*Problem statement*.
The lines to extract start at the one containing "Read this page and output its text content." and end with the last line; give them exactly and nothing more.

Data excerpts

|---|

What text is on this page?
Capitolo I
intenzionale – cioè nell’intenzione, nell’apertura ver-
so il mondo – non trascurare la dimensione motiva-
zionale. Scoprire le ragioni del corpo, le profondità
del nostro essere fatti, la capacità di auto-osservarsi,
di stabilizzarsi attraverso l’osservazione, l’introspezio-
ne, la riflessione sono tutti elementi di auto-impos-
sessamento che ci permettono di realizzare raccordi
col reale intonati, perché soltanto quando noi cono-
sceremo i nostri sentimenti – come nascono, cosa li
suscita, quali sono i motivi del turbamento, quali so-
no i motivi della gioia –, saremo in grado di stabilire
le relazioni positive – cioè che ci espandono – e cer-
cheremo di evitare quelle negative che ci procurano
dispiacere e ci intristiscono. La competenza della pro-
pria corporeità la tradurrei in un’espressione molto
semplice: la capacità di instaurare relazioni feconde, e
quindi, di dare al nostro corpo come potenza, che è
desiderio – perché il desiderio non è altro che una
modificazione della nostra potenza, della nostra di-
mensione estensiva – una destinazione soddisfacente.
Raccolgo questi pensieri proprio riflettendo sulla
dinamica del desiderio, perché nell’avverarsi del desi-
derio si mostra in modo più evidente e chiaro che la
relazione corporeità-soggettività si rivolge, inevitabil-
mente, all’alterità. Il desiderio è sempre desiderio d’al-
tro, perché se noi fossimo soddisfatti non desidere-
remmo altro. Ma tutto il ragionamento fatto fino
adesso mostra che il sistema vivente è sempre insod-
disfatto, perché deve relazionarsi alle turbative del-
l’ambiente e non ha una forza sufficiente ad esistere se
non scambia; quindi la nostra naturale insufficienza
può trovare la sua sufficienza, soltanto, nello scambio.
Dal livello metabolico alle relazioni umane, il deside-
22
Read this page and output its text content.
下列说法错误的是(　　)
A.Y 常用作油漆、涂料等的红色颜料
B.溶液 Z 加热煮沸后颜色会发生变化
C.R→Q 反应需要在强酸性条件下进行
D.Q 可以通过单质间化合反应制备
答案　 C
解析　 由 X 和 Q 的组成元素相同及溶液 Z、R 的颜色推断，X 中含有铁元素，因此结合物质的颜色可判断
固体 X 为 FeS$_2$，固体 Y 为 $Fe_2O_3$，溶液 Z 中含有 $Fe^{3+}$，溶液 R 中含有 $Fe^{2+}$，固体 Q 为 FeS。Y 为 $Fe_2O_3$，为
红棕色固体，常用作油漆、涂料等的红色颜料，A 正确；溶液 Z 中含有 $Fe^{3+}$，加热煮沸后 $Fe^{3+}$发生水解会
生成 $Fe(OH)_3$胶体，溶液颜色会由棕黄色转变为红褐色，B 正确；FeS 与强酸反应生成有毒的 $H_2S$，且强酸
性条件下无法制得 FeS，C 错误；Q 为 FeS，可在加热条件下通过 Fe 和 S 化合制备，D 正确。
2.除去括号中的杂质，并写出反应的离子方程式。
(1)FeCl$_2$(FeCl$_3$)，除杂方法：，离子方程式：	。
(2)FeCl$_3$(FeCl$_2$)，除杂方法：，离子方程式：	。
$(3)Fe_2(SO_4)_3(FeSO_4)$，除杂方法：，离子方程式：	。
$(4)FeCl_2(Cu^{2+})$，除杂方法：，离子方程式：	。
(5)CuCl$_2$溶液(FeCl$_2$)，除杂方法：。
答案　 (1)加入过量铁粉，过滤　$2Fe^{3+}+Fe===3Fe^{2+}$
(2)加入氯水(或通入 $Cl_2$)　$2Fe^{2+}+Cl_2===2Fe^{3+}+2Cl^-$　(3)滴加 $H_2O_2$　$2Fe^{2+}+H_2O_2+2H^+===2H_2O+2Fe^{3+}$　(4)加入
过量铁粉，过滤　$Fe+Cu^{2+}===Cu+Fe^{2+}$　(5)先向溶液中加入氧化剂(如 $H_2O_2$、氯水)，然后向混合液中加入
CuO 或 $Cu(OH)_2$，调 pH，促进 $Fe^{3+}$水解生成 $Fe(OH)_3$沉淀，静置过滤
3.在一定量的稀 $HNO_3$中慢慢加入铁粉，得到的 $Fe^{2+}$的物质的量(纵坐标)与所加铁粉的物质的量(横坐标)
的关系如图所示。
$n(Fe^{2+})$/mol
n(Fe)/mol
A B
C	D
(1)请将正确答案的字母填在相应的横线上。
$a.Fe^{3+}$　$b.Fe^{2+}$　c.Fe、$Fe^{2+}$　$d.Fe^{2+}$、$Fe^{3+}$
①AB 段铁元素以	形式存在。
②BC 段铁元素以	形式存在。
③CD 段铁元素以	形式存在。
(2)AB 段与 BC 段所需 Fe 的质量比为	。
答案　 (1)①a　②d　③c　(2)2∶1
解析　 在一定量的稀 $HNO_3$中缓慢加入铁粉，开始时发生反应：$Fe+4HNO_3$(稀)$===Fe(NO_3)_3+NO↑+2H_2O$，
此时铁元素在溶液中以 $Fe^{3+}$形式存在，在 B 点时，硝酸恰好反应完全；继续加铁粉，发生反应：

|---|

*Task result*.
Read this page and output its text content.
下列说法错误的是(　　)
A.Y 常用作油漆、涂料等的红色颜料
B.溶液 Z 加热煮沸后颜色会发生变化
C.R→Q 反应需要在强酸性条件下进行
D.Q 可以通过单质间化合反应制备
答案　 C
解析　 由 X 和 Q 的组成元素相同及溶液 Z、R 的颜色推断，X 中含有铁元素，因此结合物质的颜色可判断
固体 X 为 FeS$_2$，固体 Y 为 $Fe_2O_3$，溶液 Z 中含有 $Fe^{3+}$，溶液 R 中含有 $Fe^{2+}$，固体 Q 为 FeS。Y 为 $Fe_2O_3$，为
红棕色固体，常用作油漆、涂料等的红色颜料，A 正确；溶液 Z 中含有 $Fe^{3+}$，加热煮沸后 $Fe^{3+}$发生水解会
生成 $Fe(OH)_3$胶体，溶液颜色会由棕黄色转变为红褐色，B 正确；FeS 与强酸反应生成有毒的 $H_2S$，且强酸
性条件下无法制得 FeS，C 错误；Q 为 FeS，可在加热条件下通过 Fe 和 S 化合制备，D 正确。
2.除去括号中的杂质，并写出反应的离子方程式。
(1)FeCl$_2$(FeCl$_3$)，除杂方法：，离子方程式：	。
(2)FeCl$_3$(FeCl$_2$)，除杂方法：，离子方程式：	。
$(3)Fe_2(SO_4)_3(FeSO_4)$，除杂方法：，离子方程式：	。
$(4)FeCl_2(Cu^{2+})$，除杂方法：，离子方程式：	。
(5)CuCl$_2$溶液(FeCl$_2$)，除杂方法：。
答案　 (1)加入过量铁粉，过滤　$2Fe^{3+}+Fe===3Fe^{2+}$
(2)加入氯水(或通入 $Cl_2$)　$2Fe^{2+}+Cl_2===2Fe^{3+}+2Cl^-$　(3)滴加 $H_2O_2$　$2Fe^{2+}+H_2O_2+2H^+===2H_2O+2Fe^{3+}$　(4)加入
过量铁粉，过滤　$Fe+Cu^{2+}===Cu+Fe^{2+}$　(5)先向溶液中加入氧化剂(如 $H_2O_2$、氯水)，然后向混合液中加入
CuO 或 $Cu(OH)_2$，调 pH，促进 $Fe^{3+}$水解生成 $Fe(OH)_3$沉淀，静置过滤
3.在一定量的稀 $HNO_3$中慢慢加入铁粉，得到的 $Fe^{2+}$的物质的量(纵坐标)与所加铁粉的物质的量(横坐标)
的关系如图所示。
$n(Fe^{2+})$/mol
n(Fe)/mol
A B
C	D
(1)请将正确答案的字母填在相应的横线上。
$a.Fe^{3+}$　$b.Fe^{2+}$　c.Fe、$Fe^{2+}$　$d.Fe^{2+}$、$Fe^{3+}$
①AB 段铁元素以	形式存在。
②BC 段铁元素以	形式存在。
③CD 段铁元素以	形式存在。
(2)AB 段与 BC 段所需 Fe 的质量比为	。
答案　 (1)①a　②d　③c　(2)2∶1
解析　 在一定量的稀 $HNO_3$中缓慢加入铁粉，开始时发生反应：$Fe+4HNO_3$(稀)$===Fe(NO_3)_3+NO↑+2H_2O$，
此时铁元素在溶液中以 $Fe^{3+}$形式存在，在 B 点时，硝酸恰好反应完全；继续加铁粉，发生反应：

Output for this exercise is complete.